_DATASET RECORDS_.
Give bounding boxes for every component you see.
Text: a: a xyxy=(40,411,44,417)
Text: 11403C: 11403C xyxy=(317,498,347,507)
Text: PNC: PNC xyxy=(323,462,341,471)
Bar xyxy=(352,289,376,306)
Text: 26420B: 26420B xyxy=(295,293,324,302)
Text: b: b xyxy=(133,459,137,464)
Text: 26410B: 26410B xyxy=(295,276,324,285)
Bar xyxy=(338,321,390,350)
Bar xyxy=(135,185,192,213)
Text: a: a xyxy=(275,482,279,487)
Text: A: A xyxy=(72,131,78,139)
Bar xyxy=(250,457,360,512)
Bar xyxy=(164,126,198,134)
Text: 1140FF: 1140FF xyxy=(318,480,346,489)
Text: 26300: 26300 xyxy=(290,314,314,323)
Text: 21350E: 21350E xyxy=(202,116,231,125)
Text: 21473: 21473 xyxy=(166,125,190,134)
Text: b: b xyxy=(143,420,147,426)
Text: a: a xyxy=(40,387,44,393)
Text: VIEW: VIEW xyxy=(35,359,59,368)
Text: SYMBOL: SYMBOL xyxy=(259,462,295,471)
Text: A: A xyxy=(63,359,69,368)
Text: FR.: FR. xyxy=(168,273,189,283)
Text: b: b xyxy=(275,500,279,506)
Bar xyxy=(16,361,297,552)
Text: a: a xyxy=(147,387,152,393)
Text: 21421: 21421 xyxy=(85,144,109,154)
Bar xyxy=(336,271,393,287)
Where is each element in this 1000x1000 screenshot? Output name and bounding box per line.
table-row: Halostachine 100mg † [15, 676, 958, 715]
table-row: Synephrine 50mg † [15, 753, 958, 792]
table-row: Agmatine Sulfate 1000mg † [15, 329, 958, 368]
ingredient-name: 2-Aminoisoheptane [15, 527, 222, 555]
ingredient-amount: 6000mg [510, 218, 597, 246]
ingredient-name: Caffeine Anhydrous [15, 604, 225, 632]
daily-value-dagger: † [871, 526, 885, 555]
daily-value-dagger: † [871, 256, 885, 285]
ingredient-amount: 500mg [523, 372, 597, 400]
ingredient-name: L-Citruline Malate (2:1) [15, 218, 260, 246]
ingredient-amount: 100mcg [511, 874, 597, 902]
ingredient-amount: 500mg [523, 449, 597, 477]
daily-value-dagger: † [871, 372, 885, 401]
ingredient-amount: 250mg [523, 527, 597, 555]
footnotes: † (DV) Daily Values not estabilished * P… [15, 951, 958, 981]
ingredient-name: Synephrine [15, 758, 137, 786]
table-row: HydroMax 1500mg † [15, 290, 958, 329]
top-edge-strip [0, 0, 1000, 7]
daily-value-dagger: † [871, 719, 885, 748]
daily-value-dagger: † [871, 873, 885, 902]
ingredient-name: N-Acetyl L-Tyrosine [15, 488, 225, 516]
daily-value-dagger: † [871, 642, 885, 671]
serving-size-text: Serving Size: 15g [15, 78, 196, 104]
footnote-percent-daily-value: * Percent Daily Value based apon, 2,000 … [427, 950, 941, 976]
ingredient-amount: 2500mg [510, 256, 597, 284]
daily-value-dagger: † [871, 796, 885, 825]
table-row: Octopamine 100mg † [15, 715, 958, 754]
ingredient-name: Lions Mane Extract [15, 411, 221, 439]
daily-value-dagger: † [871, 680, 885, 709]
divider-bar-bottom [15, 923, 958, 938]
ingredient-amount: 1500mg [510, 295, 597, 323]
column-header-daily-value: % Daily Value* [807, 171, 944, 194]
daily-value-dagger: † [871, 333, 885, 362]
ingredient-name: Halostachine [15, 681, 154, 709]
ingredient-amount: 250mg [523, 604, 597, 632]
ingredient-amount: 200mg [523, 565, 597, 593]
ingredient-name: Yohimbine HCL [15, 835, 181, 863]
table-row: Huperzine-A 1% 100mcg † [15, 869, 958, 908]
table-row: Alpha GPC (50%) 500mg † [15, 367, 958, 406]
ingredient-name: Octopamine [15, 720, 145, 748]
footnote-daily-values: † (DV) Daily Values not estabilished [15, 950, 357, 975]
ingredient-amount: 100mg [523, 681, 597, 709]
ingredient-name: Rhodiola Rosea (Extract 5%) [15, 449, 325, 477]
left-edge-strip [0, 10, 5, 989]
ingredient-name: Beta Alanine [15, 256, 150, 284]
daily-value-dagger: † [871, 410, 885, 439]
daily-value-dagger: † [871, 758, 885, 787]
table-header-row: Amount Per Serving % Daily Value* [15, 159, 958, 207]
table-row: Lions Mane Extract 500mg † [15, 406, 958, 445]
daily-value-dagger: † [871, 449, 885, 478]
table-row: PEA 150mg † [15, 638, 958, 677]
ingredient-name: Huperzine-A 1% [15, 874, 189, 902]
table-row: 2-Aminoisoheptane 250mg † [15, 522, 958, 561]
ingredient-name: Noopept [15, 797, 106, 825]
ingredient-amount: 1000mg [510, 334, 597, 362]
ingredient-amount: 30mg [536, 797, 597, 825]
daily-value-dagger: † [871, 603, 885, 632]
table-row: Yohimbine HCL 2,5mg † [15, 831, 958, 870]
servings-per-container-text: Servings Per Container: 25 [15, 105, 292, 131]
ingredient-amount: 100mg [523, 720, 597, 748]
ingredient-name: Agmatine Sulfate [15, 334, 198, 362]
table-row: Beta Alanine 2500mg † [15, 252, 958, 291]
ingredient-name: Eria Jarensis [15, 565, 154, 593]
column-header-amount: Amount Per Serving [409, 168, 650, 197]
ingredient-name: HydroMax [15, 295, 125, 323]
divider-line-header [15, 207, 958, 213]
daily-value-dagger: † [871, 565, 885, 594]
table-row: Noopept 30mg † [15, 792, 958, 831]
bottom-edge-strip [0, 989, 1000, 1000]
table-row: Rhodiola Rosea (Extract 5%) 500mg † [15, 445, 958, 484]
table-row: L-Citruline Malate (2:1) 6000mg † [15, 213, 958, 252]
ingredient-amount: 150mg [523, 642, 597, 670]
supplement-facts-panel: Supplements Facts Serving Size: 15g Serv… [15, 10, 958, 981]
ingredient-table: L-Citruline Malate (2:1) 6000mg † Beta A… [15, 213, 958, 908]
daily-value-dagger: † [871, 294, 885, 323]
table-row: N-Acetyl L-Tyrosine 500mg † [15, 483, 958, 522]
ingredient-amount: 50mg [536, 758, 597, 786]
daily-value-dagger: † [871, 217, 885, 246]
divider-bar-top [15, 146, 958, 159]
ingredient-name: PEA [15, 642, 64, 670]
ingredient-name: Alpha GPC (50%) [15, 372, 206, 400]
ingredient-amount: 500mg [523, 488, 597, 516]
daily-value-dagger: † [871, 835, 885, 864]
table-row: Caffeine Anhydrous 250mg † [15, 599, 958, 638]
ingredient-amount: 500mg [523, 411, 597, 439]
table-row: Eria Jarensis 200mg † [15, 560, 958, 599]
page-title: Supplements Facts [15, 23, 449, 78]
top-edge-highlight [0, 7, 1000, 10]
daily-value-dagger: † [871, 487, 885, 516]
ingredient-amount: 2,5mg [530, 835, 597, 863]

_INSTRUCTIONS FOR THE TASK_. Turn the listing above into a numbered list, from its first line through the line containing "table-row: Agmatine Sulfate", and skip any blank lines.

_PROBLEM SOLUTION_.
1. Give bounding boxes for every component you see.
2. Text: a: a xyxy=(40,411,44,417)
3. Text: 11403C: 11403C xyxy=(317,498,347,507)
4. Text: PNC: PNC xyxy=(323,462,341,471)
5. Bar xyxy=(352,289,376,306)
6. Text: 26420B: 26420B xyxy=(295,293,324,302)
7. Text: b: b xyxy=(133,459,137,464)
8. Text: 26410B: 26410B xyxy=(295,276,324,285)
9. Bar xyxy=(338,321,390,350)
10. Bar xyxy=(135,185,192,213)
11. Text: a: a xyxy=(275,482,279,487)
12. Text: A: A xyxy=(72,131,78,139)
13. Bar xyxy=(250,457,360,512)
14. Bar xyxy=(164,126,198,134)
15. Text: 1140FF: 1140FF xyxy=(318,480,346,489)
16. Text: 26300: 26300 xyxy=(290,314,314,323)
17. Text: 21350E: 21350E xyxy=(202,116,231,125)
18. Text: 21473: 21473 xyxy=(166,125,190,134)
19. Text: b: b xyxy=(143,420,147,426)
20. Text: a: a xyxy=(40,387,44,393)
21. Text: VIEW: VIEW xyxy=(35,359,59,368)
22. Text: SYMBOL: SYMBOL xyxy=(259,462,295,471)
23. Text: A: A xyxy=(63,359,69,368)
24. Text: FR.: FR. xyxy=(168,273,189,283)
25. Text: b: b xyxy=(275,500,279,506)
26. Bar xyxy=(16,361,297,552)
27. Text: a: a xyxy=(147,387,152,393)
28. Text: 21421: 21421 xyxy=(85,144,109,154)
29. Bar xyxy=(336,271,393,287)
30. Where is each element in this 1000x1000 screenshot? Output name and bounding box per line.
31. table-row: Halostachine 100mg † [15, 676, 958, 715]
32. table-row: Synephrine 50mg † [15, 753, 958, 792]
33. table-row: Agmatine Sulfate 1000mg † [15, 329, 958, 368]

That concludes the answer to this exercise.